[Start Task material]

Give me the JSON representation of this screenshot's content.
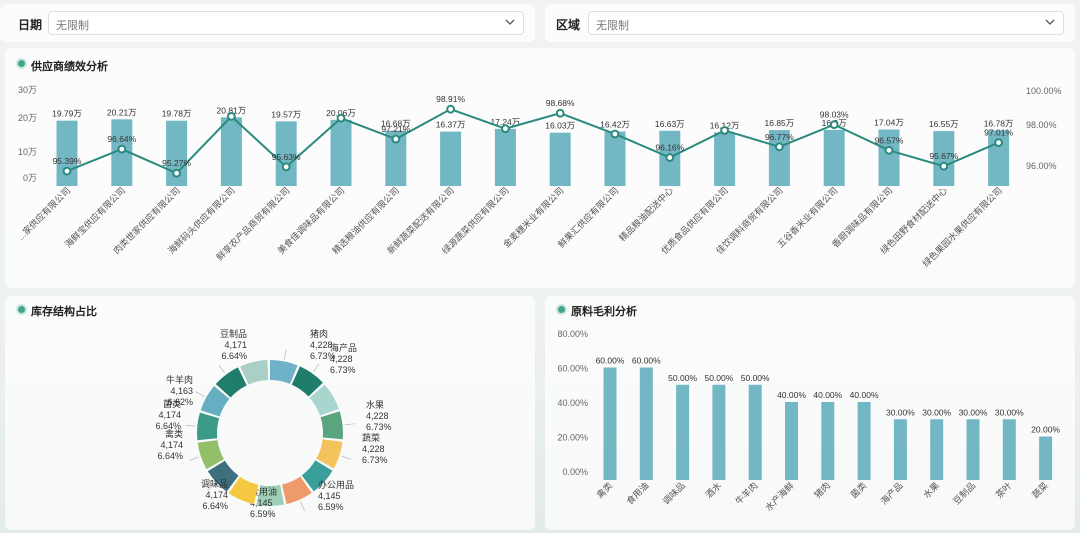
{
  "filters": {
    "date": {
      "label": "日期",
      "value": "无限制"
    },
    "region": {
      "label": "区域",
      "value": "无限制"
    }
  },
  "colors": {
    "bar": "#74b7c4",
    "line": "#2a8a7e",
    "accent": "#3fa58d"
  },
  "panels": {
    "supplier": {
      "title": "供应商绩效分析"
    },
    "inventory": {
      "title": "库存结构占比"
    },
    "margin": {
      "title": "原料毛利分析"
    }
  },
  "chart_data": [
    {
      "type": "bar",
      "title": "供应商绩效分析",
      "categories": [
        "...家供应有限公司",
        "海鲜宝供应有限公司",
        "肉类世家供应有限公司",
        "海鲜码头供应有限公司",
        "鲜享农产品商贸有限公司",
        "美食佳调味品有限公司",
        "精选粮油供应有限公司",
        "新鲜蔬菜配送有限公司",
        "绿源蔬菜供应有限公司",
        "金麦穗米业有限公司",
        "鲜果汇供应有限公司",
        "精品粮油配送中心",
        "优质食品供应有限公司",
        "佳饮调料商贸有限公司",
        "五谷香米业有限公司",
        "香厨调味品有限公司",
        "绿色田野食材配送中心",
        "绿色果园水果供应有限公司"
      ],
      "y_ticks": [
        "0万",
        "10万",
        "20万",
        "30万"
      ],
      "y2_ticks": [
        "96.00%",
        "98.00%",
        "100.00%"
      ],
      "ylim": [
        0,
        30
      ],
      "y2lim": [
        94.6,
        100
      ],
      "series": [
        {
          "kind": "bar",
          "values": [
            19.79,
            20.21,
            19.78,
            20.81,
            19.57,
            20.06,
            16.68,
            16.37,
            17.24,
            16.03,
            16.42,
            16.63,
            16.12,
            16.85,
            16.9,
            17.04,
            16.55,
            16.78
          ],
          "labels": [
            "19.79万",
            "20.21万",
            "19.78万",
            "20.81万",
            "19.57万",
            "20.06万",
            "16.68万",
            "16.37万",
            "17.24万",
            "16.03万",
            "16.42万",
            "16.63万",
            "16.12万",
            "16.85万",
            "16.9万",
            "17.04万",
            "16.55万",
            "16.78万"
          ]
        },
        {
          "kind": "line",
          "values": [
            95.39,
            96.64,
            95.27,
            98.5,
            95.63,
            98.4,
            97.21,
            98.91,
            97.8,
            98.68,
            97.5,
            96.16,
            97.7,
            96.77,
            98.03,
            96.57,
            95.67,
            97.01
          ],
          "labels": [
            "95.39%",
            "96.64%",
            "95.27%",
            "",
            "95.63%",
            "",
            "97.21%",
            "98.91%",
            "",
            "98.68%",
            "",
            "96.16%",
            "",
            "96.77%",
            "98.03%",
            "96.57%",
            "95.67%",
            "97.01%"
          ]
        }
      ]
    },
    {
      "type": "pie",
      "title": "库存结构占比",
      "slices": [
        {
          "name": "猪肉",
          "value": 4228,
          "value_text": "4,228",
          "pct": "6.73%",
          "color": "#6fb1c8"
        },
        {
          "name": "海产品",
          "value": 4228,
          "value_text": "4,228",
          "pct": "6.73%",
          "color": "#1f7d6b"
        },
        {
          "name": "",
          "value": 4228,
          "value_text": "",
          "pct": "",
          "color": "#a8d5cd"
        },
        {
          "name": "水果",
          "value": 4228,
          "value_text": "4,228",
          "pct": "6.73%",
          "color": "#5aa57e"
        },
        {
          "name": "蔬菜",
          "value": 4228,
          "value_text": "4,228",
          "pct": "6.73%",
          "color": "#f5c35b"
        },
        {
          "name": "",
          "value": 4200,
          "value_text": "",
          "pct": "",
          "color": "#3a9e9a"
        },
        {
          "name": "办公用品",
          "value": 4145,
          "value_text": "4,145",
          "pct": "6.59%",
          "color": "#ee9a6a"
        },
        {
          "name": "食用油",
          "value": 4145,
          "value_text": "4,145",
          "pct": "6.59%",
          "color": "#9ccfb5"
        },
        {
          "name": "",
          "value": 4160,
          "value_text": "",
          "pct": "",
          "color": "#f5c842"
        },
        {
          "name": "调味品",
          "value": 4174,
          "value_text": "4,174",
          "pct": "6.64%",
          "color": "#3e6f7e"
        },
        {
          "name": "禽类",
          "value": 4174,
          "value_text": "4,174",
          "pct": "6.64%",
          "color": "#93be6a"
        },
        {
          "name": "菌类",
          "value": 4174,
          "value_text": "4,174",
          "pct": "6.64%",
          "color": "#3c9a8a"
        },
        {
          "name": "牛羊肉",
          "value": 4163,
          "value_text": "4,163",
          "pct": "6.62%",
          "color": "#66afc3"
        },
        {
          "name": "豆制品",
          "value": 4171,
          "value_text": "4,171",
          "pct": "6.64%",
          "color": "#1f7d6b"
        },
        {
          "name": "",
          "value": 4200,
          "value_text": "",
          "pct": "",
          "color": "#a9cfc7"
        }
      ]
    },
    {
      "type": "bar",
      "title": "原料毛利分析",
      "categories": [
        "禽类",
        "食用油",
        "调味品",
        "酒水",
        "牛羊肉",
        "水产海鲜",
        "猪肉",
        "菌类",
        "海产品",
        "水果",
        "豆制品",
        "茶叶",
        "蔬菜"
      ],
      "values": [
        60,
        60,
        50,
        50,
        50,
        40,
        40,
        40,
        30,
        30,
        30,
        30,
        20
      ],
      "labels": [
        "60.00%",
        "60.00%",
        "50.00%",
        "50.00%",
        "50.00%",
        "40.00%",
        "40.00%",
        "40.00%",
        "30.00%",
        "30.00%",
        "30.00%",
        "30.00%",
        "20.00%"
      ],
      "y_ticks": [
        "0.00%",
        "20.00%",
        "40.00%",
        "60.00%",
        "80.00%"
      ],
      "ylim": [
        0,
        80
      ]
    }
  ]
}
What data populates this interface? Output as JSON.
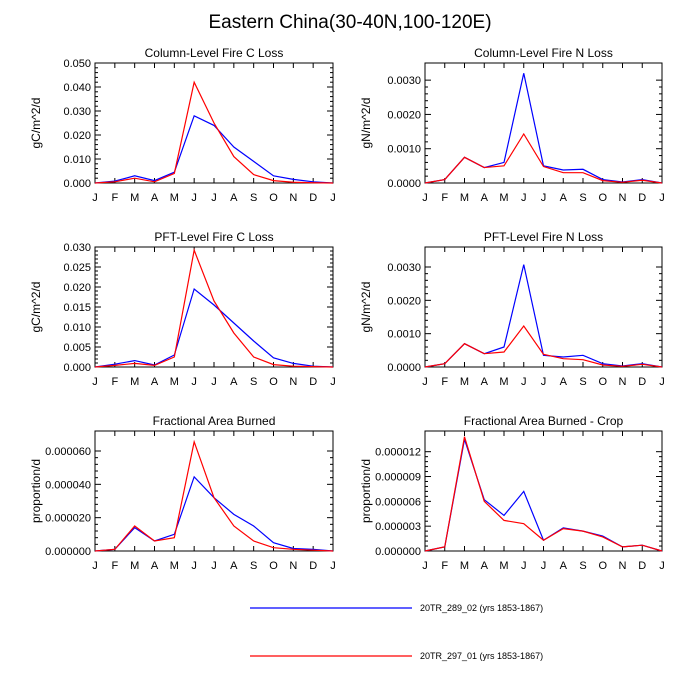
{
  "title": "Eastern China(30-40N,100-120E)",
  "colors": {
    "run1": "#0000ff",
    "run2": "#ff0000",
    "axis": "#000000"
  },
  "legend": [
    {
      "label": "20TR_289_02 (yrs 1853-1867)",
      "color": "#0000ff"
    },
    {
      "label": "20TR_297_01 (yrs 1853-1867)",
      "color": "#ff0000"
    }
  ],
  "chart_data": [
    {
      "type": "line",
      "title": "Column-Level Fire C Loss",
      "ylabel": "gC/m^2/d",
      "categories": [
        "J",
        "F",
        "M",
        "A",
        "M",
        "J",
        "J",
        "A",
        "S",
        "O",
        "N",
        "D",
        "J"
      ],
      "ylim": [
        0,
        0.05
      ],
      "yticks": [
        "0.000",
        "0.010",
        "0.020",
        "0.030",
        "0.040",
        "0.050"
      ],
      "yticks_values": [
        0,
        0.01,
        0.02,
        0.03,
        0.04,
        0.05
      ],
      "series": [
        {
          "name": "20TR_289_02 (yrs 1853-1867)",
          "values": [
            0.0,
            0.0008,
            0.003,
            0.001,
            0.0045,
            0.028,
            0.024,
            0.015,
            0.009,
            0.003,
            0.0015,
            0.0005,
            0.0
          ]
        },
        {
          "name": "20TR_297_01 (yrs 1853-1867)",
          "values": [
            0.0,
            0.0005,
            0.002,
            0.0005,
            0.004,
            0.042,
            0.025,
            0.011,
            0.0035,
            0.001,
            0.0003,
            0.0001,
            0.0
          ]
        }
      ]
    },
    {
      "type": "line",
      "title": "Column-Level Fire N Loss",
      "ylabel": "gN/m^2/d",
      "categories": [
        "J",
        "F",
        "M",
        "A",
        "M",
        "J",
        "J",
        "A",
        "S",
        "O",
        "N",
        "D",
        "J"
      ],
      "ylim": [
        0,
        0.0035
      ],
      "yticks": [
        "0.0000",
        "0.0010",
        "0.0020",
        "0.0030"
      ],
      "yticks_values": [
        0,
        0.001,
        0.002,
        0.003
      ],
      "series": [
        {
          "name": "20TR_289_02 (yrs 1853-1867)",
          "values": [
            0.0,
            0.0001,
            0.00075,
            0.00045,
            0.0006,
            0.0032,
            0.0005,
            0.00038,
            0.0004,
            0.0001,
            3e-05,
            0.0001,
            0.0
          ]
        },
        {
          "name": "20TR_297_01 (yrs 1853-1867)",
          "values": [
            0.0,
            0.0001,
            0.00075,
            0.00045,
            0.0005,
            0.00143,
            0.00048,
            0.0003,
            0.0003,
            7e-05,
            2e-05,
            8e-05,
            0.0
          ]
        }
      ]
    },
    {
      "type": "line",
      "title": "PFT-Level Fire C Loss",
      "ylabel": "gC/m^2/d",
      "categories": [
        "J",
        "F",
        "M",
        "A",
        "M",
        "J",
        "J",
        "A",
        "S",
        "O",
        "N",
        "D",
        "J"
      ],
      "ylim": [
        0,
        0.03
      ],
      "yticks": [
        "0.000",
        "0.005",
        "0.010",
        "0.015",
        "0.020",
        "0.025",
        "0.030"
      ],
      "yticks_values": [
        0,
        0.005,
        0.01,
        0.015,
        0.02,
        0.025,
        0.03
      ],
      "series": [
        {
          "name": "20TR_289_02 (yrs 1853-1867)",
          "values": [
            0.0,
            0.0007,
            0.0016,
            0.0005,
            0.003,
            0.0195,
            0.0155,
            0.011,
            0.0065,
            0.0023,
            0.0009,
            0.0002,
            0.0
          ]
        },
        {
          "name": "20TR_297_01 (yrs 1853-1867)",
          "values": [
            0.0,
            0.0004,
            0.0009,
            0.0004,
            0.0025,
            0.0292,
            0.0165,
            0.0085,
            0.0025,
            0.0006,
            0.0002,
            0.0001,
            0.0
          ]
        }
      ]
    },
    {
      "type": "line",
      "title": "PFT-Level Fire N Loss",
      "ylabel": "gN/m^2/d",
      "categories": [
        "J",
        "F",
        "M",
        "A",
        "M",
        "J",
        "J",
        "A",
        "S",
        "O",
        "N",
        "D",
        "J"
      ],
      "ylim": [
        0,
        0.0036
      ],
      "yticks": [
        "0.0000",
        "0.0010",
        "0.0020",
        "0.0030"
      ],
      "yticks_values": [
        0,
        0.001,
        0.002,
        0.003
      ],
      "series": [
        {
          "name": "20TR_289_02 (yrs 1853-1867)",
          "values": [
            0.0,
            0.0001,
            0.0007,
            0.0004,
            0.0006,
            0.00307,
            0.00035,
            0.0003,
            0.00035,
            0.0001,
            3e-05,
            0.0001,
            0.0
          ]
        },
        {
          "name": "20TR_297_01 (yrs 1853-1867)",
          "values": [
            0.0,
            0.0001,
            0.0007,
            0.0004,
            0.00045,
            0.00123,
            0.00038,
            0.00025,
            0.00022,
            6e-05,
            2e-05,
            8e-05,
            0.0
          ]
        }
      ]
    },
    {
      "type": "line",
      "title": "Fractional Area Burned",
      "ylabel": "proportion/d",
      "categories": [
        "J",
        "F",
        "M",
        "A",
        "M",
        "J",
        "J",
        "A",
        "S",
        "O",
        "N",
        "D",
        "J"
      ],
      "ylim": [
        0,
        7.2e-05
      ],
      "yticks": [
        "0.000000",
        "0.000020",
        "0.000040",
        "0.000060"
      ],
      "yticks_values": [
        0,
        2e-05,
        4e-05,
        6e-05
      ],
      "series": [
        {
          "name": "20TR_289_02 (yrs 1853-1867)",
          "values": [
            0.0,
            1e-06,
            1.4e-05,
            6e-06,
            1e-05,
            4.45e-05,
            3.2e-05,
            2.2e-05,
            1.5e-05,
            5e-06,
            1.5e-06,
            1e-06,
            0.0
          ]
        },
        {
          "name": "20TR_297_01 (yrs 1853-1867)",
          "values": [
            0.0,
            1e-06,
            1.5e-05,
            6e-06,
            8e-06,
            6.55e-05,
            3.2e-05,
            1.5e-05,
            6e-06,
            2e-06,
            1e-06,
            5e-07,
            0.0
          ]
        }
      ]
    },
    {
      "type": "line",
      "title": "Fractional Area Burned - Crop",
      "ylabel": "proportion/d",
      "categories": [
        "J",
        "F",
        "M",
        "A",
        "M",
        "J",
        "J",
        "A",
        "S",
        "O",
        "N",
        "D",
        "J"
      ],
      "ylim": [
        0,
        1.45e-05
      ],
      "yticks": [
        "0.000000",
        "0.000003",
        "0.000006",
        "0.000009",
        "0.000012"
      ],
      "yticks_values": [
        0,
        3e-06,
        6e-06,
        9e-06,
        1.2e-05
      ],
      "series": [
        {
          "name": "20TR_289_02 (yrs 1853-1867)",
          "values": [
            0.0,
            5e-07,
            1.35e-05,
            6.2e-06,
            4.3e-06,
            7.2e-06,
            1.3e-06,
            2.8e-06,
            2.4e-06,
            1.8e-06,
            5e-07,
            7e-07,
            0.0
          ]
        },
        {
          "name": "20TR_297_01 (yrs 1853-1867)",
          "values": [
            0.0,
            5e-07,
            1.38e-05,
            6e-06,
            3.7e-06,
            3.3e-06,
            1.3e-06,
            2.7e-06,
            2.4e-06,
            1.7e-06,
            5e-07,
            7e-07,
            0.0
          ]
        }
      ]
    }
  ]
}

[End Task material]

### Request
Each line that holds the word "Fire" is to be copied.

### Worked answer
      "title": "Column-Level Fire C Loss",
      "title": "Column-Level Fire N Loss",
      "title": "PFT-Level Fire C Loss",
      "title": "PFT-Level Fire N Loss",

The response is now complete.